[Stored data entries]
========================================

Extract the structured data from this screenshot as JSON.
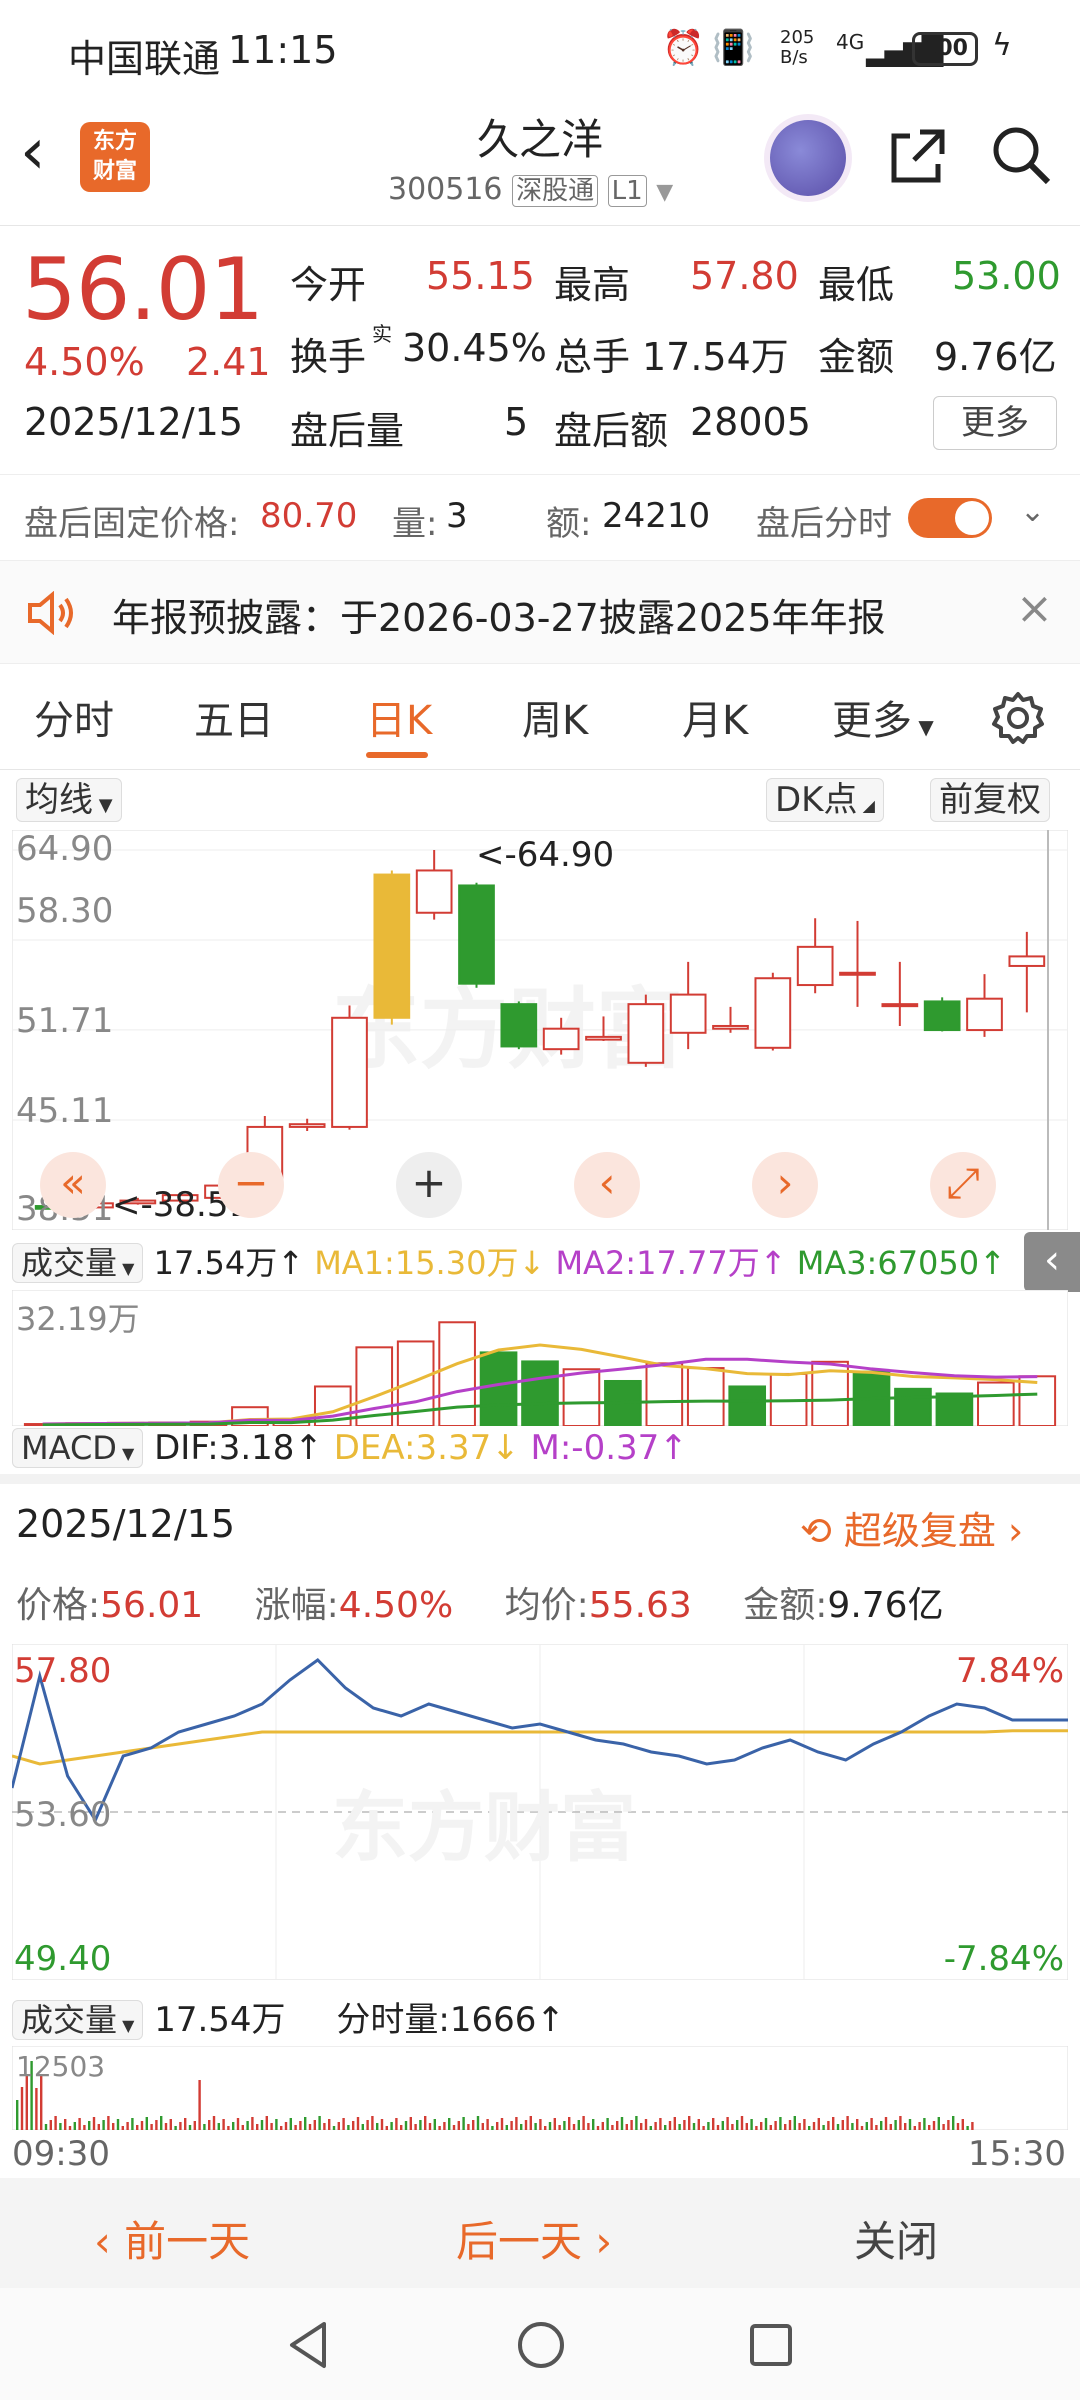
{
  "status_bar": {
    "carrier": "中国联通",
    "time": "11:15",
    "net_speed_top": "205",
    "net_speed_bottom": "B/s",
    "network": "4G",
    "battery": "100"
  },
  "header": {
    "logo_line1": "东方",
    "logo_line2": "财富",
    "stock_name": "久之洋",
    "stock_code": "300516",
    "badge_sgt": "深股通",
    "badge_level": "L1"
  },
  "quote": {
    "price": "56.01",
    "change_pct": "4.50%",
    "change": "2.41",
    "date": "2025/12/15",
    "open_label": "今开",
    "open": "55.15",
    "high_label": "最高",
    "high": "57.80",
    "low_label": "最低",
    "low": "53.00",
    "turnover_label": "换手",
    "turnover_sup": "实",
    "turnover": "30.45%",
    "volume_label": "总手",
    "volume": "17.54万",
    "amount_label": "金额",
    "amount": "9.76亿",
    "ah_vol_label": "盘后量",
    "ah_vol": "5",
    "ah_amt_label": "盘后额",
    "ah_amt": "28005",
    "more_button": "更多"
  },
  "after_hours": {
    "price_label": "盘后固定价格:",
    "price": "80.70",
    "qty_label": "量:",
    "qty": "3",
    "amt_label": "额:",
    "amt": "24210",
    "intraday_label": "盘后分时",
    "toggle_on": true
  },
  "banner": {
    "text": "年报预披露：于2026-03-27披露2025年年报"
  },
  "tabs": [
    {
      "label": "分时"
    },
    {
      "label": "五日"
    },
    {
      "label": "日K",
      "active": true
    },
    {
      "label": "周K"
    },
    {
      "label": "月K"
    },
    {
      "label": "更多"
    }
  ],
  "kline": {
    "ma_selector": "均线",
    "dk_button": "DK点",
    "adj_button": "前复权",
    "y_labels": [
      "64.90",
      "58.30",
      "51.71",
      "45.11",
      "38.51"
    ],
    "max_marker": "<-64.90",
    "min_marker": "<-38.51",
    "candles": [
      {
        "o": 38.6,
        "c": 38.8,
        "h": 39.0,
        "l": 38.51,
        "up": false
      },
      {
        "o": 38.7,
        "c": 39.0,
        "h": 39.3,
        "l": 38.6,
        "up": true
      },
      {
        "o": 39.0,
        "c": 39.2,
        "h": 39.4,
        "l": 38.9,
        "up": true
      },
      {
        "o": 39.2,
        "c": 39.6,
        "h": 39.8,
        "l": 39.0,
        "up": true
      },
      {
        "o": 39.4,
        "c": 40.3,
        "h": 40.8,
        "l": 39.2,
        "up": true
      },
      {
        "o": 40.5,
        "c": 44.6,
        "h": 45.4,
        "l": 40.3,
        "up": true
      },
      {
        "o": 44.6,
        "c": 44.8,
        "h": 45.2,
        "l": 44.3,
        "up": true
      },
      {
        "o": 44.6,
        "c": 52.6,
        "h": 53.5,
        "l": 44.4,
        "up": true
      },
      {
        "o": 52.6,
        "c": 63.1,
        "h": 63.4,
        "l": 52.1,
        "up": "gold"
      },
      {
        "o": 60.3,
        "c": 63.4,
        "h": 64.9,
        "l": 59.8,
        "up": true
      },
      {
        "o": 62.3,
        "c": 55.1,
        "h": 62.5,
        "l": 54.8,
        "up": false
      },
      {
        "o": 53.6,
        "c": 50.5,
        "h": 53.8,
        "l": 50.3,
        "up": false
      },
      {
        "o": 50.3,
        "c": 51.8,
        "h": 52.6,
        "l": 49.9,
        "up": true
      },
      {
        "o": 51.0,
        "c": 51.2,
        "h": 52.7,
        "l": 50.9,
        "up": true
      },
      {
        "o": 49.3,
        "c": 53.6,
        "h": 54.3,
        "l": 49.0,
        "up": true
      },
      {
        "o": 51.5,
        "c": 54.3,
        "h": 56.7,
        "l": 50.3,
        "up": true
      },
      {
        "o": 51.8,
        "c": 52.0,
        "h": 53.4,
        "l": 51.5,
        "up": true
      },
      {
        "o": 50.4,
        "c": 55.5,
        "h": 55.9,
        "l": 50.2,
        "up": true
      },
      {
        "o": 55.0,
        "c": 57.8,
        "h": 59.9,
        "l": 54.4,
        "up": true
      },
      {
        "o": 55.8,
        "c": 55.9,
        "h": 59.7,
        "l": 53.4,
        "up": true
      },
      {
        "o": 53.6,
        "c": 53.6,
        "h": 56.7,
        "l": 52.0,
        "up": true
      },
      {
        "o": 53.8,
        "c": 51.7,
        "h": 54.1,
        "l": 51.6,
        "up": false
      },
      {
        "o": 51.7,
        "c": 54.0,
        "h": 55.8,
        "l": 51.2,
        "up": true
      },
      {
        "o": 56.4,
        "c": 57.1,
        "h": 58.9,
        "l": 53.0,
        "up": true
      }
    ],
    "nav": {
      "first": "«",
      "zoom_out": "−",
      "zoom_in": "+",
      "prev": "‹",
      "next": "›",
      "fullscreen": "⤢"
    }
  },
  "volume_panel": {
    "selector": "成交量",
    "value": "17.54万↑",
    "ma1": "MA1:15.30万↓",
    "ma2": "MA2:17.77万↑",
    "ma3": "MA3:67050↑",
    "y_label": "32.19万",
    "bars": [
      0.5,
      0.7,
      0.8,
      0.9,
      1.1,
      4.8,
      1.3,
      10.1,
      20.1,
      21.6,
      26.5,
      18.8,
      16.5,
      14.5,
      11.5,
      16.0,
      14.8,
      10.1,
      13.3,
      16.4,
      13.9,
      9.5,
      8.3,
      11.1,
      12.7
    ],
    "bar_up": [
      true,
      true,
      true,
      true,
      true,
      true,
      true,
      true,
      true,
      true,
      true,
      false,
      false,
      true,
      false,
      true,
      true,
      false,
      true,
      true,
      false,
      false,
      false,
      true,
      true
    ]
  },
  "macd": {
    "selector": "MACD",
    "dif": "DIF:3.18↑",
    "dea": "DEA:3.37↓",
    "m": "M:-0.37↑"
  },
  "review": {
    "date": "2025/12/15",
    "link": "超级复盘",
    "price_label": "价格:",
    "price": "56.01",
    "chg_label": "涨幅:",
    "chg": "4.50%",
    "avg_label": "均价:",
    "avg": "55.63",
    "amt_label": "金额:",
    "amt": "9.76亿",
    "high": "57.80",
    "mid": "53.60",
    "low": "49.40",
    "pct_high": "7.84%",
    "pct_low": "-7.84%",
    "intraday_vol_label": "成交量",
    "intraday_vol": "17.54万",
    "tick_vol": "分时量:1666↑",
    "vol_max": "12503",
    "time_start": "09:30",
    "time_end": "15:30"
  },
  "bottom_bar": {
    "prev": "前一天",
    "next": "后一天",
    "close": "关闭"
  },
  "watermark": "东方财富",
  "colors": {
    "red": "#d23c34",
    "green": "#2f9a2f",
    "orange": "#e8692a",
    "gold": "#e9b938",
    "purple": "#b540c8",
    "blue": "#3a63a8"
  }
}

========================================

What you should do :: Each line above is to be copied verbatim. Drop any image from the copy.

Result ::
Extract the structured data from this screenshot as JSON.
{
  "status_bar": {
    "carrier": "中国联通",
    "time": "11:15",
    "net_speed_top": "205",
    "net_speed_bottom": "B/s",
    "network": "4G",
    "battery": "100"
  },
  "header": {
    "logo_line1": "东方",
    "logo_line2": "财富",
    "stock_name": "久之洋",
    "stock_code": "300516",
    "badge_sgt": "深股通",
    "badge_level": "L1"
  },
  "quote": {
    "price": "56.01",
    "change_pct": "4.50%",
    "change": "2.41",
    "date": "2025/12/15",
    "open_label": "今开",
    "open": "55.15",
    "high_label": "最高",
    "high": "57.80",
    "low_label": "最低",
    "low": "53.00",
    "turnover_label": "换手",
    "turnover_sup": "实",
    "turnover": "30.45%",
    "volume_label": "总手",
    "volume": "17.54万",
    "amount_label": "金额",
    "amount": "9.76亿",
    "ah_vol_label": "盘后量",
    "ah_vol": "5",
    "ah_amt_label": "盘后额",
    "ah_amt": "28005",
    "more_button": "更多"
  },
  "after_hours": {
    "price_label": "盘后固定价格:",
    "price": "80.70",
    "qty_label": "量:",
    "qty": "3",
    "amt_label": "额:",
    "amt": "24210",
    "intraday_label": "盘后分时",
    "toggle_on": true
  },
  "banner": {
    "text": "年报预披露：于2026-03-27披露2025年年报"
  },
  "tabs": [
    {
      "label": "分时"
    },
    {
      "label": "五日"
    },
    {
      "label": "日K",
      "active": true
    },
    {
      "label": "周K"
    },
    {
      "label": "月K"
    },
    {
      "label": "更多"
    }
  ],
  "kline": {
    "ma_selector": "均线",
    "dk_button": "DK点",
    "adj_button": "前复权",
    "y_labels": [
      "64.90",
      "58.30",
      "51.71",
      "45.11",
      "38.51"
    ],
    "max_marker": "<-64.90",
    "min_marker": "<-38.51",
    "candles": [
      {
        "o": 38.6,
        "c": 38.8,
        "h": 39.0,
        "l": 38.51,
        "up": false
      },
      {
        "o": 38.7,
        "c": 39.0,
        "h": 39.3,
        "l": 38.6,
        "up": true
      },
      {
        "o": 39.0,
        "c": 39.2,
        "h": 39.4,
        "l": 38.9,
        "up": true
      },
      {
        "o": 39.2,
        "c": 39.6,
        "h": 39.8,
        "l": 39.0,
        "up": true
      },
      {
        "o": 39.4,
        "c": 40.3,
        "h": 40.8,
        "l": 39.2,
        "up": true
      },
      {
        "o": 40.5,
        "c": 44.6,
        "h": 45.4,
        "l": 40.3,
        "up": true
      },
      {
        "o": 44.6,
        "c": 44.8,
        "h": 45.2,
        "l": 44.3,
        "up": true
      },
      {
        "o": 44.6,
        "c": 52.6,
        "h": 53.5,
        "l": 44.4,
        "up": true
      },
      {
        "o": 52.6,
        "c": 63.1,
        "h": 63.4,
        "l": 52.1,
        "up": "gold"
      },
      {
        "o": 60.3,
        "c": 63.4,
        "h": 64.9,
        "l": 59.8,
        "up": true
      },
      {
        "o": 62.3,
        "c": 55.1,
        "h": 62.5,
        "l": 54.8,
        "up": false
      },
      {
        "o": 53.6,
        "c": 50.5,
        "h": 53.8,
        "l": 50.3,
        "up": false
      },
      {
        "o": 50.3,
        "c": 51.8,
        "h": 52.6,
        "l": 49.9,
        "up": true
      },
      {
        "o": 51.0,
        "c": 51.2,
        "h": 52.7,
        "l": 50.9,
        "up": true
      },
      {
        "o": 49.3,
        "c": 53.6,
        "h": 54.3,
        "l": 49.0,
        "up": true
      },
      {
        "o": 51.5,
        "c": 54.3,
        "h": 56.7,
        "l": 50.3,
        "up": true
      },
      {
        "o": 51.8,
        "c": 52.0,
        "h": 53.4,
        "l": 51.5,
        "up": true
      },
      {
        "o": 50.4,
        "c": 55.5,
        "h": 55.9,
        "l": 50.2,
        "up": true
      },
      {
        "o": 55.0,
        "c": 57.8,
        "h": 59.9,
        "l": 54.4,
        "up": true
      },
      {
        "o": 55.8,
        "c": 55.9,
        "h": 59.7,
        "l": 53.4,
        "up": true
      },
      {
        "o": 53.6,
        "c": 53.6,
        "h": 56.7,
        "l": 52.0,
        "up": true
      },
      {
        "o": 53.8,
        "c": 51.7,
        "h": 54.1,
        "l": 51.6,
        "up": false
      },
      {
        "o": 51.7,
        "c": 54.0,
        "h": 55.8,
        "l": 51.2,
        "up": true
      },
      {
        "o": 56.4,
        "c": 57.1,
        "h": 58.9,
        "l": 53.0,
        "up": true
      }
    ],
    "nav": {
      "first": "«",
      "zoom_out": "−",
      "zoom_in": "+",
      "prev": "‹",
      "next": "›",
      "fullscreen": "⤢"
    }
  },
  "volume_panel": {
    "selector": "成交量",
    "value": "17.54万↑",
    "ma1": "MA1:15.30万↓",
    "ma2": "MA2:17.77万↑",
    "ma3": "MA3:67050↑",
    "y_label": "32.19万",
    "bars": [
      0.5,
      0.7,
      0.8,
      0.9,
      1.1,
      4.8,
      1.3,
      10.1,
      20.1,
      21.6,
      26.5,
      18.8,
      16.5,
      14.5,
      11.5,
      16.0,
      14.8,
      10.1,
      13.3,
      16.4,
      13.9,
      9.5,
      8.3,
      11.1,
      12.7
    ],
    "bar_up": [
      true,
      true,
      true,
      true,
      true,
      true,
      true,
      true,
      true,
      true,
      true,
      false,
      false,
      true,
      false,
      true,
      true,
      false,
      true,
      true,
      false,
      false,
      false,
      true,
      true
    ]
  },
  "macd": {
    "selector": "MACD",
    "dif": "DIF:3.18↑",
    "dea": "DEA:3.37↓",
    "m": "M:-0.37↑"
  },
  "review": {
    "date": "2025/12/15",
    "link": "超级复盘",
    "price_label": "价格:",
    "price": "56.01",
    "chg_label": "涨幅:",
    "chg": "4.50%",
    "avg_label": "均价:",
    "avg": "55.63",
    "amt_label": "金额:",
    "amt": "9.76亿",
    "high": "57.80",
    "mid": "53.60",
    "low": "49.40",
    "pct_high": "7.84%",
    "pct_low": "-7.84%",
    "intraday_vol_label": "成交量",
    "intraday_vol": "17.54万",
    "tick_vol": "分时量:1666↑",
    "vol_max": "12503",
    "time_start": "09:30",
    "time_end": "15:30"
  },
  "bottom_bar": {
    "prev": "前一天",
    "next": "后一天",
    "close": "关闭"
  },
  "watermark": "东方财富",
  "colors": {
    "red": "#d23c34",
    "green": "#2f9a2f",
    "orange": "#e8692a",
    "gold": "#e9b938",
    "purple": "#b540c8",
    "blue": "#3a63a8"
  }
}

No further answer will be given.